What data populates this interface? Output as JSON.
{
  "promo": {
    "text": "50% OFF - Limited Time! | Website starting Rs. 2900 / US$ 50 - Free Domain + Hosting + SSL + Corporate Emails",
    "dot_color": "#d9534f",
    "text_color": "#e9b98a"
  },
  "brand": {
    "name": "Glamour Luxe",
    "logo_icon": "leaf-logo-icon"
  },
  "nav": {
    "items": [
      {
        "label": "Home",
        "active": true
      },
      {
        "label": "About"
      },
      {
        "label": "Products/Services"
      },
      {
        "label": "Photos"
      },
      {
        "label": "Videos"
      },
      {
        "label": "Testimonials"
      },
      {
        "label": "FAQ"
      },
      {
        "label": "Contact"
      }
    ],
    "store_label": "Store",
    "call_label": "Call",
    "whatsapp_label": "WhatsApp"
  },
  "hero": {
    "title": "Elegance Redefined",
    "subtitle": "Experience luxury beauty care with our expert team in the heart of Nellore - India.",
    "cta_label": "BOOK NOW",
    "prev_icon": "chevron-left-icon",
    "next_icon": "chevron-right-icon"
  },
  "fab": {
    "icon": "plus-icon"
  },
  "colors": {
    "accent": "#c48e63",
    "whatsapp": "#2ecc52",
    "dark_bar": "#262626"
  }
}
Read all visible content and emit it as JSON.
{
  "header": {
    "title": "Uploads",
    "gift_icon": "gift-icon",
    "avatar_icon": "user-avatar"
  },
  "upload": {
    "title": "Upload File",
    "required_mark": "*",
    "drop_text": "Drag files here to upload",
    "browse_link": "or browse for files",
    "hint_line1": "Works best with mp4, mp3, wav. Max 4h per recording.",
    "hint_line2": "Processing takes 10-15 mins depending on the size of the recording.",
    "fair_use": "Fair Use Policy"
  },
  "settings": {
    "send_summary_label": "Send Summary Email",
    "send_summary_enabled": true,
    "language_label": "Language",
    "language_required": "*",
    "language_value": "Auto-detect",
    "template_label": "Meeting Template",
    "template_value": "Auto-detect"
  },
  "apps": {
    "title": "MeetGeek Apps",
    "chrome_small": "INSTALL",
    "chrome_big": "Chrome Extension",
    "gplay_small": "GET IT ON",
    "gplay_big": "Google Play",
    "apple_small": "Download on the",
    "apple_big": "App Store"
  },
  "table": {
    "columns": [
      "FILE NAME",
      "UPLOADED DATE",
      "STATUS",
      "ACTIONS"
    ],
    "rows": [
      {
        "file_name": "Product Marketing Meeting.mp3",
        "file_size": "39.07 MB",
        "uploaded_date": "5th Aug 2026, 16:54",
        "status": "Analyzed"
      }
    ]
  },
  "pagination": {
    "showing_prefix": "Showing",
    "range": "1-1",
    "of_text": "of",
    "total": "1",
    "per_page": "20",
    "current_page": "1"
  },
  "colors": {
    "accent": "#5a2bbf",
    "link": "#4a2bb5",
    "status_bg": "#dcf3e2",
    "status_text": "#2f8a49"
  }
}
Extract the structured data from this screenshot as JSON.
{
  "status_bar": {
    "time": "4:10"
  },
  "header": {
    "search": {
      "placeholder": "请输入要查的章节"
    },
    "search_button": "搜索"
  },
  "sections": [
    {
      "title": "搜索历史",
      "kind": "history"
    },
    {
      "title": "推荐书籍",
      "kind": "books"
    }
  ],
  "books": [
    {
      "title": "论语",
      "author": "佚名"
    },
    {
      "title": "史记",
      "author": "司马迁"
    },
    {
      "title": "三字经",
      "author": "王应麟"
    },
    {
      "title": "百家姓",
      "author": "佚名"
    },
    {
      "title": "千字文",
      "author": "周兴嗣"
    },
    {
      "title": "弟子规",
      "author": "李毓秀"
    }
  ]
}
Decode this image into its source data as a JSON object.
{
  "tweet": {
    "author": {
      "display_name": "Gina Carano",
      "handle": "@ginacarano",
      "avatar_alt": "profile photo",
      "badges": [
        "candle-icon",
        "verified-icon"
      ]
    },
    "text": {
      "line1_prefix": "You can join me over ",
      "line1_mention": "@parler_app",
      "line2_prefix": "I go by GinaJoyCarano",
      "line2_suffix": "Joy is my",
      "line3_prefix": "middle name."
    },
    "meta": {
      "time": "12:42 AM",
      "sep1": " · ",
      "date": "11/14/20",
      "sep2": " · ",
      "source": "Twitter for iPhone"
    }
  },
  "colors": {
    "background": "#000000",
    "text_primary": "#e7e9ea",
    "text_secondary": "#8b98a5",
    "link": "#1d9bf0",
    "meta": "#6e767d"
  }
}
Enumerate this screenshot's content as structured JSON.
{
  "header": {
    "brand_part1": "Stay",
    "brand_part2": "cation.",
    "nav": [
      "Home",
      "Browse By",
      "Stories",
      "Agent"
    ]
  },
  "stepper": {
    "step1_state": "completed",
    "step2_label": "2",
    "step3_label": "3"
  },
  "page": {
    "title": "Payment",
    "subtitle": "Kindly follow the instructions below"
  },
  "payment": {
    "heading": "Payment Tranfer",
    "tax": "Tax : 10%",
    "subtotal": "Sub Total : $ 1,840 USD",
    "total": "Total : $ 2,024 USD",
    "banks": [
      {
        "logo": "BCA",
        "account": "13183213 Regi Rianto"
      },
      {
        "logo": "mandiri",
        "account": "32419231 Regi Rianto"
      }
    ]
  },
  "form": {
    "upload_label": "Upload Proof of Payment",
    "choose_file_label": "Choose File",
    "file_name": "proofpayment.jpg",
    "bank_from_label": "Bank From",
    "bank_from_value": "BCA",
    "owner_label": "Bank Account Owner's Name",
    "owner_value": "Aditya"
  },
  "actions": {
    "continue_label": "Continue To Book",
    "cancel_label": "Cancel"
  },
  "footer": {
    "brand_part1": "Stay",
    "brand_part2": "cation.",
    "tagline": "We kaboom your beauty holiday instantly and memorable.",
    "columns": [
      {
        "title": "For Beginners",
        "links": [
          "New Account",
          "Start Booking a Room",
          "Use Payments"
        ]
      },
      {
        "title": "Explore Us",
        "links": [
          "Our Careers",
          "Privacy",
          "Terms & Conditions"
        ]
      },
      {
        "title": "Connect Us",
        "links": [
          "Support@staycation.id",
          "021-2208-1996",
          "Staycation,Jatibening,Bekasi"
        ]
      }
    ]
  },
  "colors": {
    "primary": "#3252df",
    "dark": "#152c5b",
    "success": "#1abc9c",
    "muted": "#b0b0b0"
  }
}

◆ **What you should do**
Copy every line in the listing above where the string "true" turns up.

◆ **Solution to this problem**
        "active": true
    "send_summary_enabled": true,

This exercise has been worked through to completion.